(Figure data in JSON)
•••
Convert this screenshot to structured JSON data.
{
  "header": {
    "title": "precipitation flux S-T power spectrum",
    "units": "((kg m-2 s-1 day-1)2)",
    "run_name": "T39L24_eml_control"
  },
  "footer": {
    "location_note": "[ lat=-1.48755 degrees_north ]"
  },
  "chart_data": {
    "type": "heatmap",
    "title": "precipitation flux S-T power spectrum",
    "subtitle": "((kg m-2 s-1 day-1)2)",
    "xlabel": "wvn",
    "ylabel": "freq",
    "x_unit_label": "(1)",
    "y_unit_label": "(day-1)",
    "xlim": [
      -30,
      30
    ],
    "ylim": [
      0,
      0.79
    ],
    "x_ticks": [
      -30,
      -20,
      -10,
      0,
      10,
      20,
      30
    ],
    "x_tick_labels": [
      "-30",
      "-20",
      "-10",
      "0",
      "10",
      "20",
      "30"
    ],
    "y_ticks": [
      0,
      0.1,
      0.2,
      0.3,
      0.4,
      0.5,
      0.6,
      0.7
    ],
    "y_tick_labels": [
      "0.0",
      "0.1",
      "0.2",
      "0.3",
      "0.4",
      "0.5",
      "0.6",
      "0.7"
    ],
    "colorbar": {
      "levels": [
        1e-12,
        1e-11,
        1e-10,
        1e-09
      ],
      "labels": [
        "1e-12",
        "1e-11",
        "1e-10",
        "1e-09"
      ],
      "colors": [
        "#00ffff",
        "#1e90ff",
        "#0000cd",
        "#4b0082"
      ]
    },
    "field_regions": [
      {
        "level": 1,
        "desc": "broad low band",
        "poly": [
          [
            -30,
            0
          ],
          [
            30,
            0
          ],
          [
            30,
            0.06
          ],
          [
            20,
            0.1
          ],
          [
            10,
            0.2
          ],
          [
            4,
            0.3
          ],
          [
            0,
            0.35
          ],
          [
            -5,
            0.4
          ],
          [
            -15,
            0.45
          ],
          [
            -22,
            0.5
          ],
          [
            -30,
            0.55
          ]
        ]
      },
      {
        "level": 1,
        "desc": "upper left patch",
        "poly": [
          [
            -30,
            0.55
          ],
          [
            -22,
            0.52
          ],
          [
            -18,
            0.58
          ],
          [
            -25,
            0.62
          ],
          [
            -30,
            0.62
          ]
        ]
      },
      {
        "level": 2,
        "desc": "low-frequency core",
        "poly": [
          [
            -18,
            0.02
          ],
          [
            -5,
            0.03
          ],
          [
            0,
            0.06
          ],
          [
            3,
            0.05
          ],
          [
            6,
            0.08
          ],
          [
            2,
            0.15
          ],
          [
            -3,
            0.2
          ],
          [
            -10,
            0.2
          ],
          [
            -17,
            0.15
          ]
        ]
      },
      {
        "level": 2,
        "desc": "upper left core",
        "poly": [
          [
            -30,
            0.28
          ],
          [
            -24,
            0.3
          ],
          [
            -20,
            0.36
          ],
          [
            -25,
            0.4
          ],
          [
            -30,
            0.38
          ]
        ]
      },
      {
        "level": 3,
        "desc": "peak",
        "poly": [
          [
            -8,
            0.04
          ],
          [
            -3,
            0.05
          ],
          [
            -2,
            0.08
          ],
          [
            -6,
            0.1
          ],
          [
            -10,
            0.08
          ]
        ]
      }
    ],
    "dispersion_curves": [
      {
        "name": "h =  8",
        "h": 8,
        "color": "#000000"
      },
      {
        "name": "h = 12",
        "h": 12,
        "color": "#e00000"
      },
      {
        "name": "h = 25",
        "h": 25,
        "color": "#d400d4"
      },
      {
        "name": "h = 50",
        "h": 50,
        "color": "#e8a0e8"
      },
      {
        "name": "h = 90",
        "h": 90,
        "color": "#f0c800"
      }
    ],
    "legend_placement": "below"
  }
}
•••
Task> Type out the full listing again, exactly as given.

Exercise response>
Convert this screenshot to structured JSON data.
{
  "header": {
    "title": "precipitation flux S-T power spectrum",
    "units": "((kg m-2 s-1 day-1)2)",
    "run_name": "T39L24_eml_control"
  },
  "footer": {
    "location_note": "[ lat=-1.48755 degrees_north ]"
  },
  "chart_data": {
    "type": "heatmap",
    "title": "precipitation flux S-T power spectrum",
    "subtitle": "((kg m-2 s-1 day-1)2)",
    "xlabel": "wvn",
    "ylabel": "freq",
    "x_unit_label": "(1)",
    "y_unit_label": "(day-1)",
    "xlim": [
      -30,
      30
    ],
    "ylim": [
      0,
      0.79
    ],
    "x_ticks": [
      -30,
      -20,
      -10,
      0,
      10,
      20,
      30
    ],
    "x_tick_labels": [
      "-30",
      "-20",
      "-10",
      "0",
      "10",
      "20",
      "30"
    ],
    "y_ticks": [
      0,
      0.1,
      0.2,
      0.3,
      0.4,
      0.5,
      0.6,
      0.7
    ],
    "y_tick_labels": [
      "0.0",
      "0.1",
      "0.2",
      "0.3",
      "0.4",
      "0.5",
      "0.6",
      "0.7"
    ],
    "colorbar": {
      "levels": [
        1e-12,
        1e-11,
        1e-10,
        1e-09
      ],
      "labels": [
        "1e-12",
        "1e-11",
        "1e-10",
        "1e-09"
      ],
      "colors": [
        "#00ffff",
        "#1e90ff",
        "#0000cd",
        "#4b0082"
      ]
    },
    "field_regions": [
      {
        "level": 1,
        "desc": "broad low band",
        "poly": [
          [
            -30,
            0
          ],
          [
            30,
            0
          ],
          [
            30,
            0.06
          ],
          [
            20,
            0.1
          ],
          [
            10,
            0.2
          ],
          [
            4,
            0.3
          ],
          [
            0,
            0.35
          ],
          [
            -5,
            0.4
          ],
          [
            -15,
            0.45
          ],
          [
            -22,
            0.5
          ],
          [
            -30,
            0.55
          ]
        ]
      },
      {
        "level": 1,
        "desc": "upper left patch",
        "poly": [
          [
            -30,
            0.55
          ],
          [
            -22,
            0.52
          ],
          [
            -18,
            0.58
          ],
          [
            -25,
            0.62
          ],
          [
            -30,
            0.62
          ]
        ]
      },
      {
        "level": 2,
        "desc": "low-frequency core",
        "poly": [
          [
            -18,
            0.02
          ],
          [
            -5,
            0.03
          ],
          [
            0,
            0.06
          ],
          [
            3,
            0.05
          ],
          [
            6,
            0.08
          ],
          [
            2,
            0.15
          ],
          [
            -3,
            0.2
          ],
          [
            -10,
            0.2
          ],
          [
            -17,
            0.15
          ]
        ]
      },
      {
        "level": 2,
        "desc": "upper left core",
        "poly": [
          [
            -30,
            0.28
          ],
          [
            -24,
            0.3
          ],
          [
            -20,
            0.36
          ],
          [
            -25,
            0.4
          ],
          [
            -30,
            0.38
          ]
        ]
      },
      {
        "level": 3,
        "desc": "peak",
        "poly": [
          [
            -8,
            0.04
          ],
          [
            -3,
            0.05
          ],
          [
            -2,
            0.08
          ],
          [
            -6,
            0.1
          ],
          [
            -10,
            0.08
          ]
        ]
      }
    ],
    "dispersion_curves": [
      {
        "name": "h =  8",
        "h": 8,
        "color": "#000000"
      },
      {
        "name": "h = 12",
        "h": 12,
        "color": "#e00000"
      },
      {
        "name": "h = 25",
        "h": 25,
        "color": "#d400d4"
      },
      {
        "name": "h = 50",
        "h": 50,
        "color": "#e8a0e8"
      },
      {
        "name": "h = 90",
        "h": 90,
        "color": "#f0c800"
      }
    ],
    "legend_placement": "below"
  }
}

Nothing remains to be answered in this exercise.